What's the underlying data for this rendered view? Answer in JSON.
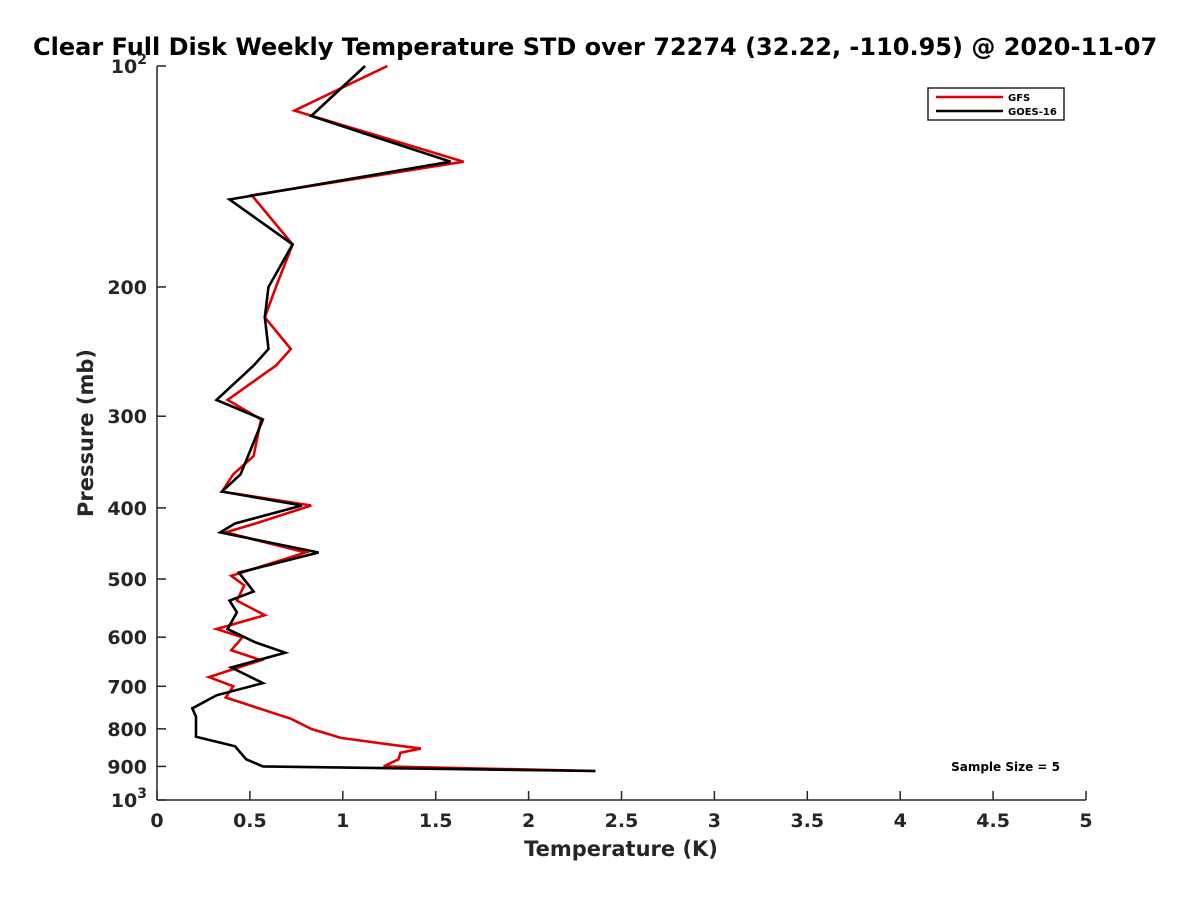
{
  "chart_data": {
    "type": "line",
    "title": "Clear Full Disk Weekly Temperature STD over 72274 (32.22, -110.95) @ 2020-11-07",
    "xlabel": "Temperature (K)",
    "ylabel": "Pressure (mb)",
    "xlim": [
      0,
      5
    ],
    "ylim": [
      100,
      1000
    ],
    "yscale": "log",
    "y_reversed": true,
    "grid": false,
    "x_ticks": [
      {
        "value": 0,
        "label": "0"
      },
      {
        "value": 0.5,
        "label": "0.5"
      },
      {
        "value": 1,
        "label": "1"
      },
      {
        "value": 1.5,
        "label": "1.5"
      },
      {
        "value": 2,
        "label": "2"
      },
      {
        "value": 2.5,
        "label": "2.5"
      },
      {
        "value": 3,
        "label": "3"
      },
      {
        "value": 3.5,
        "label": "3.5"
      },
      {
        "value": 4,
        "label": "4"
      },
      {
        "value": 4.5,
        "label": "4.5"
      },
      {
        "value": 5,
        "label": "5"
      }
    ],
    "y_ticks": [
      {
        "value": 100,
        "base": "10",
        "exp": "2"
      },
      {
        "value": 200,
        "label": "200"
      },
      {
        "value": 300,
        "label": "300"
      },
      {
        "value": 400,
        "label": "400"
      },
      {
        "value": 500,
        "label": "500"
      },
      {
        "value": 600,
        "label": "600"
      },
      {
        "value": 700,
        "label": "700"
      },
      {
        "value": 800,
        "label": "800"
      },
      {
        "value": 900,
        "label": "900"
      },
      {
        "value": 1000,
        "base": "10",
        "exp": "3"
      }
    ],
    "legend_position": "top-right",
    "series": [
      {
        "name": "GFS",
        "color": "#e00000",
        "points": [
          [
            1.24,
            100
          ],
          [
            0.74,
            115
          ],
          [
            1.65,
            135
          ],
          [
            0.51,
            150
          ],
          [
            0.73,
            175
          ],
          [
            0.64,
            200
          ],
          [
            0.58,
            220
          ],
          [
            0.72,
            243
          ],
          [
            0.64,
            256
          ],
          [
            0.38,
            285
          ],
          [
            0.56,
            303
          ],
          [
            0.52,
            340
          ],
          [
            0.41,
            360
          ],
          [
            0.35,
            380
          ],
          [
            0.83,
            397
          ],
          [
            0.53,
            420
          ],
          [
            0.37,
            432
          ],
          [
            0.8,
            460
          ],
          [
            0.4,
            495
          ],
          [
            0.47,
            510
          ],
          [
            0.43,
            535
          ],
          [
            0.58,
            560
          ],
          [
            0.32,
            585
          ],
          [
            0.46,
            600
          ],
          [
            0.4,
            625
          ],
          [
            0.56,
            645
          ],
          [
            0.28,
            680
          ],
          [
            0.41,
            700
          ],
          [
            0.37,
            725
          ],
          [
            0.72,
            775
          ],
          [
            0.83,
            800
          ],
          [
            0.99,
            823
          ],
          [
            1.42,
            851
          ],
          [
            1.31,
            862
          ],
          [
            1.3,
            880
          ],
          [
            1.22,
            900
          ],
          [
            2.36,
            913
          ]
        ]
      },
      {
        "name": "GOES-16",
        "color": "#000000",
        "points": [
          [
            1.12,
            100
          ],
          [
            0.83,
            117
          ],
          [
            1.58,
            135
          ],
          [
            0.39,
            152
          ],
          [
            0.73,
            175
          ],
          [
            0.6,
            200
          ],
          [
            0.58,
            220
          ],
          [
            0.6,
            243
          ],
          [
            0.52,
            256
          ],
          [
            0.32,
            285
          ],
          [
            0.57,
            303
          ],
          [
            0.49,
            340
          ],
          [
            0.45,
            360
          ],
          [
            0.35,
            380
          ],
          [
            0.78,
            397
          ],
          [
            0.42,
            420
          ],
          [
            0.34,
            432
          ],
          [
            0.87,
            460
          ],
          [
            0.44,
            490
          ],
          [
            0.52,
            520
          ],
          [
            0.39,
            535
          ],
          [
            0.43,
            555
          ],
          [
            0.38,
            585
          ],
          [
            0.53,
            610
          ],
          [
            0.69,
            630
          ],
          [
            0.4,
            660
          ],
          [
            0.57,
            693
          ],
          [
            0.32,
            720
          ],
          [
            0.19,
            750
          ],
          [
            0.21,
            770
          ],
          [
            0.21,
            820
          ],
          [
            0.42,
            845
          ],
          [
            0.48,
            880
          ],
          [
            0.57,
            900
          ],
          [
            2.36,
            913
          ]
        ]
      }
    ],
    "annotation": "Sample Size = 5"
  }
}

--------------------

— Task to complete —
Reply with nothing except the number of lines in the listing above that include the string "Temperature".

— Result for this task —
2